> Aim of the task: How many lines hold the string "JSON"? Give only the number.

> Material to process:
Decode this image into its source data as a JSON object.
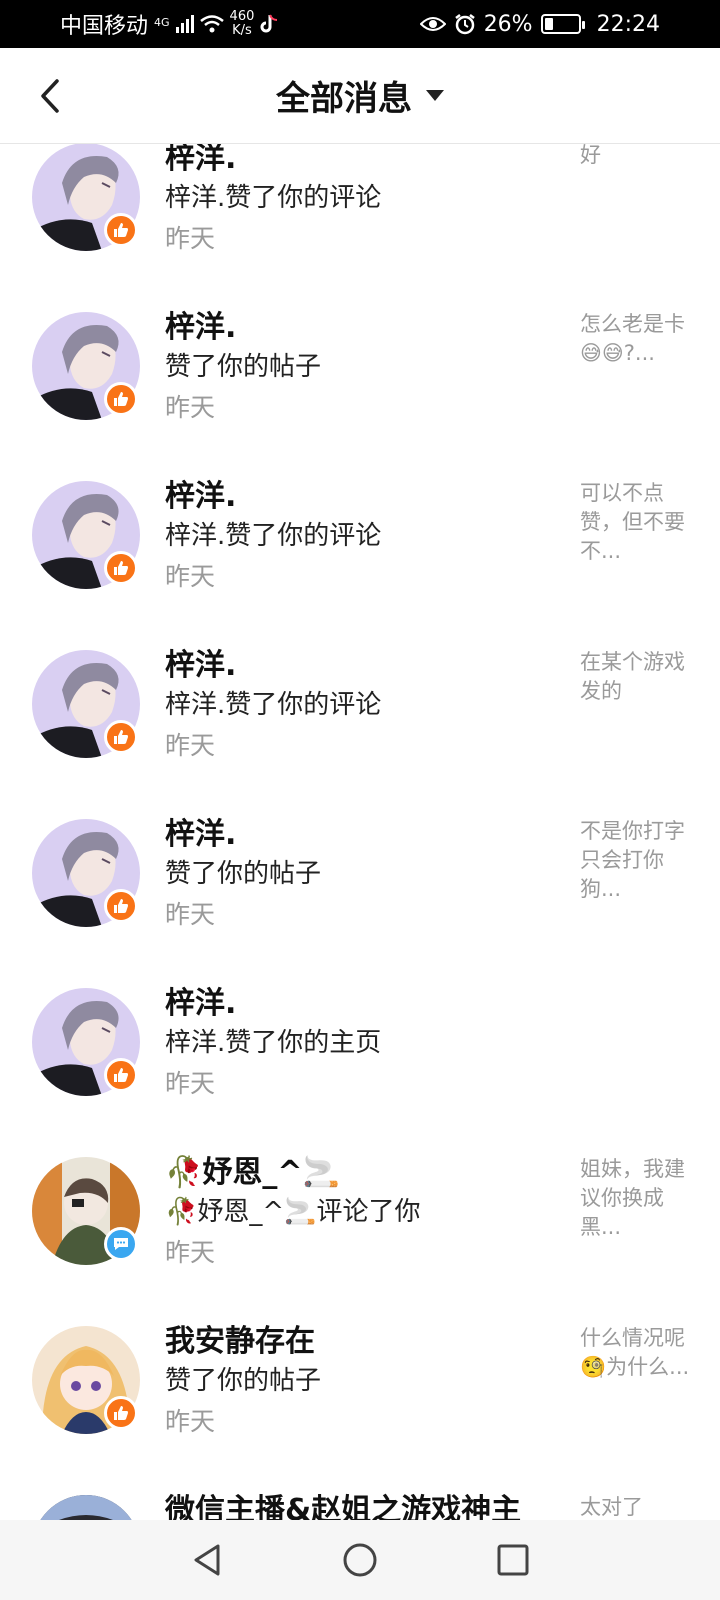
{
  "status_bar": {
    "carrier": "中国移动",
    "net_gen": "4G",
    "net_speed_value": "460",
    "net_speed_unit": "K/s",
    "battery": "26%",
    "battery_level": 0.26,
    "time": "22:24"
  },
  "header": {
    "title": "全部消息"
  },
  "messages": [
    {
      "name": "梓洋.",
      "action": "梓洋.赞了你的评论",
      "time": "昨天",
      "preview": "好",
      "badge": "like",
      "avatar": "avatar-boy"
    },
    {
      "name": "梓洋.",
      "action": "赞了你的帖子",
      "time": "昨天",
      "preview": "怎么老是卡😅😅?...",
      "badge": "like",
      "avatar": "avatar-boy"
    },
    {
      "name": "梓洋.",
      "action": "梓洋.赞了你的评论",
      "time": "昨天",
      "preview": "可以不点赞，但不要不...",
      "badge": "like",
      "avatar": "avatar-boy"
    },
    {
      "name": "梓洋.",
      "action": "梓洋.赞了你的评论",
      "time": "昨天",
      "preview": "在某个游戏发的",
      "badge": "like",
      "avatar": "avatar-boy"
    },
    {
      "name": "梓洋.",
      "action": "赞了你的帖子",
      "time": "昨天",
      "preview": "不是你打字只会打你狗...",
      "badge": "like",
      "avatar": "avatar-boy"
    },
    {
      "name": "梓洋.",
      "action": "梓洋.赞了你的主页",
      "time": "昨天",
      "preview": "",
      "badge": "like",
      "avatar": "avatar-boy"
    },
    {
      "name": "🥀妤恩_^🚬",
      "action": "🥀妤恩_^🚬评论了你",
      "time": "昨天",
      "preview": "姐妹，我建议你换成黑...",
      "badge": "comment",
      "avatar": "avatar-girl-dark"
    },
    {
      "name": "我安静存在",
      "action": "赞了你的帖子",
      "time": "昨天",
      "preview": "什么情况呢🧐为什么...",
      "badge": "like",
      "avatar": "avatar-girl-blonde"
    },
    {
      "name": "微信主播&赵姐之游戏神主",
      "action": "",
      "time": "",
      "preview": "太对了",
      "badge": "",
      "avatar": "avatar-dark"
    }
  ],
  "colors": {
    "like_badge": "#f97316",
    "comment_badge": "#3aa7f0",
    "muted_text": "#9a9a9a"
  },
  "icons": {
    "back": "chevron-left-icon",
    "dropdown": "caret-down-icon",
    "like": "thumbs-up-icon",
    "comment": "chat-bubble-icon",
    "nav_back": "triangle-back-icon",
    "nav_home": "circle-home-icon",
    "nav_recent": "square-recents-icon"
  }
}
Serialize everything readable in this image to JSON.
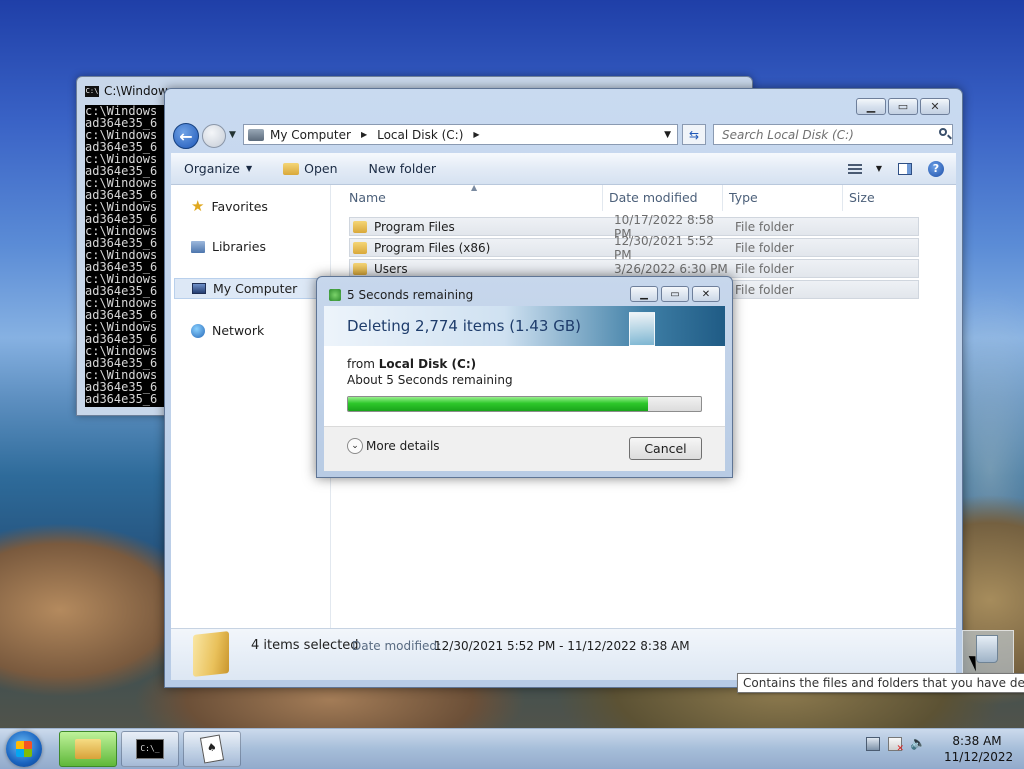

> Exercise response: 2